# TASK DIRECTIONS
Restate the records below word for word, and omit the images they hold.
········
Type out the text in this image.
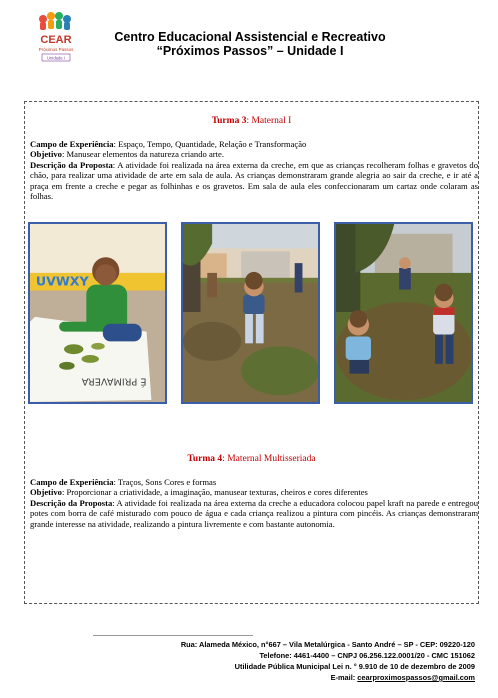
CEAR
Próximos Passos
Unidade I
Centro Educacional Assistencial e Recreativo
“Próximos Passos” – Unidade I
Turma 3: Maternal I
Campo de Experiência: Espaço, Tempo, Quantidade, Relação e Transformação
Objetivo: Manusear elementos da natureza criando arte.
Descrição da Proposta: A atividade foi realizada na área externa da creche, em que as crianças recolheram folhas e gravetos do chão, para realizar uma atividade de arte em sala de aula. As crianças demonstraram grande alegria ao sair da creche, e ir até a praça em frente a creche e pegar as folhinhas e os gravetos. Em sala de aula eles confeccionaram um cartaz onde colaram as folhas.
UVWXY
É PRIMAVERA
Turma 4: Maternal Multisseriada
Campo de Experiência: Traços, Sons Cores e formas
Objetivo: Proporcionar a criatividade, a imaginação, manusear texturas, cheiros e cores diferentes
Descrição da Proposta: A atividade foi realizada na área externa da creche a educadora colocou papel kraft na parede e entregou potes com borra de café misturado com pouco de água e cada criança realizou a pintura com pincéis. As crianças demonstraram grande interesse na atividade, realizando a pintura livremente e com bastante autonomia.
Rua: Alameda México, n°667 – Vila Metalúrgica - Santo André – SP - CEP: 09220-120
Telefone: 4461-4400 – CNPJ 06.256.122.0001/20 - CMC 151062
Utilidade Pública Municipal Lei n. ° 9.910 de 10 de dezembro de 2009
E-mail: cearproximospassos@gmail.com
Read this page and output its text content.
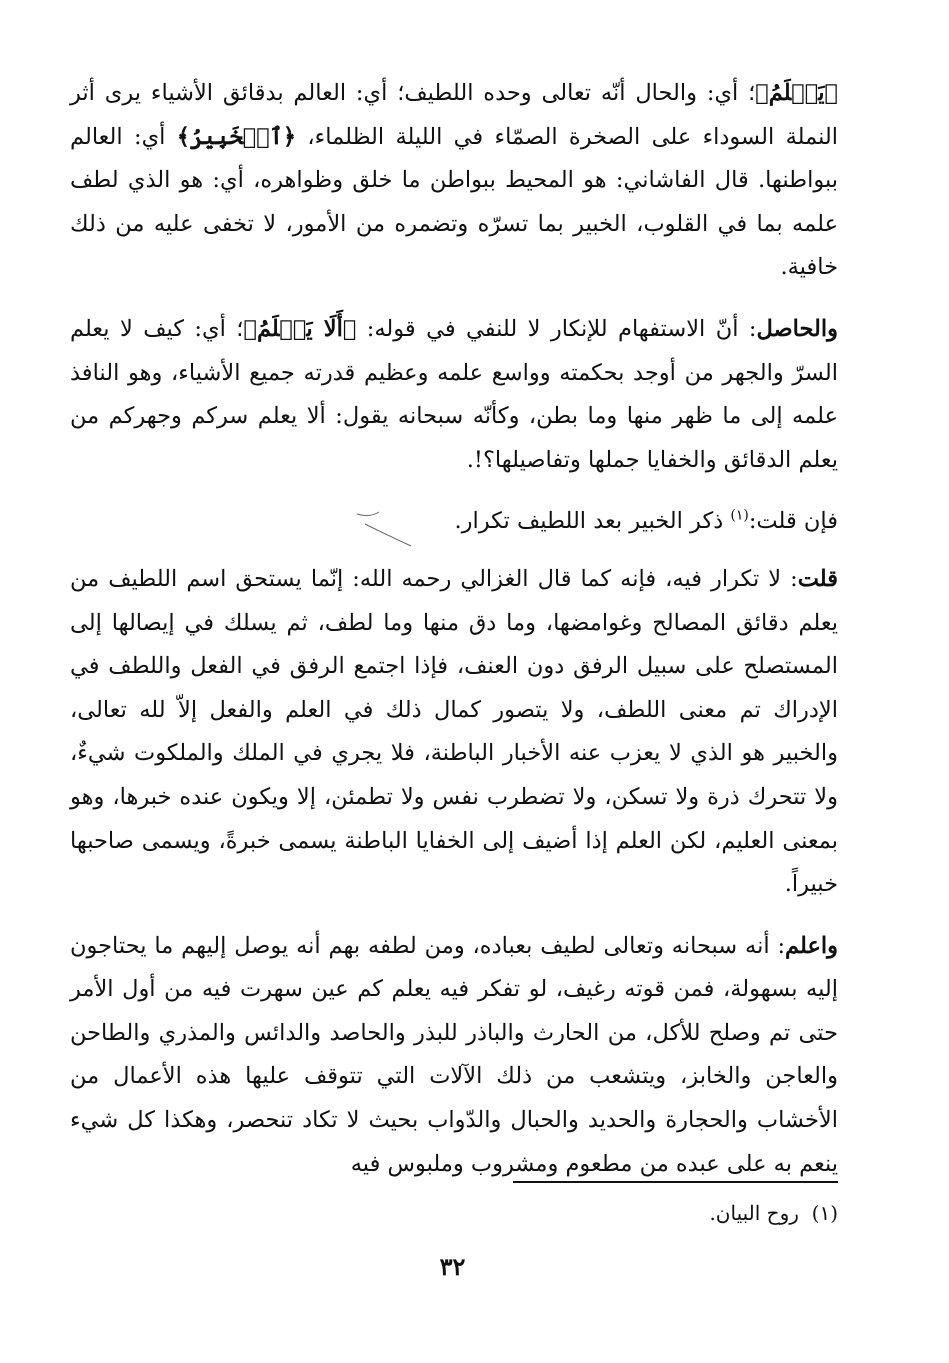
﴿يَعۡلَمُ﴾؛ أي: والحال أنّه تعالى وحده اللطيف؛ أي: العالم بدقائق الأشياء يرى أثر النملة السوداء على الصخرة الصمّاء في الليلة الظلماء، ﴿ٱلۡخَبِيرُ﴾ أي: العالم ببواطنها. قال الفاشاني: هو المحيط ببواطن ما خلق وظواهره، أي: هو الذي لطف علمه بما في القلوب، الخبير بما تسرّه وتضمره من الأمور، لا تخفى عليه من ذلك خافية.

والحاصل: أنّ الاستفهام للإنكار لا للنفي في قوله: ﴿أَلَا يَعۡلَمُ﴾؛ أي: كيف لا يعلم السرّ والجهر من أوجد بحكمته وواسع علمه وعظيم قدرته جميع الأشياء، وهو النافذ علمه إلى ما ظهر منها وما بطن، وكأنّه سبحانه يقول: ألا يعلم سركم وجهركم من يعلم الدقائق والخفايا جملها وتفاصيلها؟!.

فإن قلت:$^{(١)}$ ذكر الخبير بعد اللطيف تكرار.

قلت: لا تكرار فيه، فإنه كما قال الغزالي رحمه الله: إنّما يستحق اسم اللطيف من يعلم دقائق المصالح وغوامضها، وما دق منها وما لطف، ثم يسلك في إيصالها إلى المستصلح على سبيل الرفق دون العنف، فإذا اجتمع الرفق في الفعل واللطف في الإدراك تم معنى اللطف، ولا يتصور كمال ذلك في العلم والفعل إلاّ لله تعالى، والخبير هو الذي لا يعزب عنه الأخبار الباطنة، فلا يجري في الملك والملكوت شيءٌ، ولا تتحرك ذرة ولا تسكن، ولا تضطرب نفس ولا تطمئن، إلا ويكون عنده خبرها، وهو بمعنى العليم، لكن العلم إذا أضيف إلى الخفايا الباطنة يسمى خبرةً، ويسمى صاحبها خبيراً.

واعلم: أنه سبحانه وتعالى لطيف بعباده، ومن لطفه بهم أنه يوصل إليهم ما يحتاجون إليه بسهولة، فمن قوته رغيف، لو تفكر فيه يعلم كم عين سهرت فيه من أول الأمر حتى تم وصلح للأكل، من الحارث والباذر للبذر والحاصد والدائس والمذري والطاحن والعاجن والخابز، ويتشعب من ذلك الآلات التي تتوقف عليها هذه الأعمال من الأخشاب والحجارة والحديد والحبال والدّواب بحيث لا تكاد تنحصر، وهكذا كل شيء ينعم به على عبده من مطعوم ومشروب وملبوس فيه

(١)  روح البيان.
٣٢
········
# TASK SOLUTION
Type out the text in this image.
CEAR
Próximos Passos
Unidade I
Centro Educacional Assistencial e Recreativo
“Próximos Passos” – Unidade I
Turma 3: Maternal I
Campo de Experiência: Espaço, Tempo, Quantidade, Relação e Transformação
Objetivo: Manusear elementos da natureza criando arte.
Descrição da Proposta: A atividade foi realizada na área externa da creche, em que as crianças recolheram folhas e gravetos do chão, para realizar uma atividade de arte em sala de aula. As crianças demonstraram grande alegria ao sair da creche, e ir até a praça em frente a creche e pegar as folhinhas e os gravetos. Em sala de aula eles confeccionaram um cartaz onde colaram as folhas.
UVWXY
É PRIMAVERA
Turma 4: Maternal Multisseriada
Campo de Experiência: Traços, Sons Cores e formas
Objetivo: Proporcionar a criatividade, a imaginação, manusear texturas, cheiros e cores diferentes
Descrição da Proposta: A atividade foi realizada na área externa da creche a educadora colocou papel kraft na parede e entregou potes com borra de café misturado com pouco de água e cada criança realizou a pintura com pincéis. As crianças demonstraram grande interesse na atividade, realizando a pintura livremente e com bastante autonomia.
Rua: Alameda México, n°667 – Vila Metalúrgica - Santo André – SP - CEP: 09220-120
Telefone: 4461-4400 – CNPJ 06.256.122.0001/20 - CMC 151062
Utilidade Pública Municipal Lei n. ° 9.910 de 10 de dezembro de 2009
E-mail: cearproximospassos@gmail.com
Read this page and output its text content.
﴿يَعۡلَمُ﴾؛ أي: والحال أنّه تعالى وحده اللطيف؛ أي: العالم بدقائق الأشياء يرى أثر النملة السوداء على الصخرة الصمّاء في الليلة الظلماء، ﴿ٱلۡخَبِيرُ﴾ أي: العالم ببواطنها. قال الفاشاني: هو المحيط ببواطن ما خلق وظواهره، أي: هو الذي لطف علمه بما في القلوب، الخبير بما تسرّه وتضمره من الأمور، لا تخفى عليه من ذلك خافية.

والحاصل: أنّ الاستفهام للإنكار لا للنفي في قوله: ﴿أَلَا يَعۡلَمُ﴾؛ أي: كيف لا يعلم السرّ والجهر من أوجد بحكمته وواسع علمه وعظيم قدرته جميع الأشياء، وهو النافذ علمه إلى ما ظهر منها وما بطن، وكأنّه سبحانه يقول: ألا يعلم سركم وجهركم من يعلم الدقائق والخفايا جملها وتفاصيلها؟!.

فإن قلت:$^{(١)}$ ذكر الخبير بعد اللطيف تكرار.

قلت: لا تكرار فيه، فإنه كما قال الغزالي رحمه الله: إنّما يستحق اسم اللطيف من يعلم دقائق المصالح وغوامضها، وما دق منها وما لطف، ثم يسلك في إيصالها إلى المستصلح على سبيل الرفق دون العنف، فإذا اجتمع الرفق في الفعل واللطف في الإدراك تم معنى اللطف، ولا يتصور كمال ذلك في العلم والفعل إلاّ لله تعالى، والخبير هو الذي لا يعزب عنه الأخبار الباطنة، فلا يجري في الملك والملكوت شيءٌ، ولا تتحرك ذرة ولا تسكن، ولا تضطرب نفس ولا تطمئن، إلا ويكون عنده خبرها، وهو بمعنى العليم، لكن العلم إذا أضيف إلى الخفايا الباطنة يسمى خبرةً، ويسمى صاحبها خبيراً.

واعلم: أنه سبحانه وتعالى لطيف بعباده، ومن لطفه بهم أنه يوصل إليهم ما يحتاجون إليه بسهولة، فمن قوته رغيف، لو تفكر فيه يعلم كم عين سهرت فيه من أول الأمر حتى تم وصلح للأكل، من الحارث والباذر للبذر والحاصد والدائس والمذري والطاحن والعاجن والخابز، ويتشعب من ذلك الآلات التي تتوقف عليها هذه الأعمال من الأخشاب والحجارة والحديد والحبال والدّواب بحيث لا تكاد تنحصر، وهكذا كل شيء ينعم به على عبده من مطعوم ومشروب وملبوس فيه

(١)  روح البيان.
٣٢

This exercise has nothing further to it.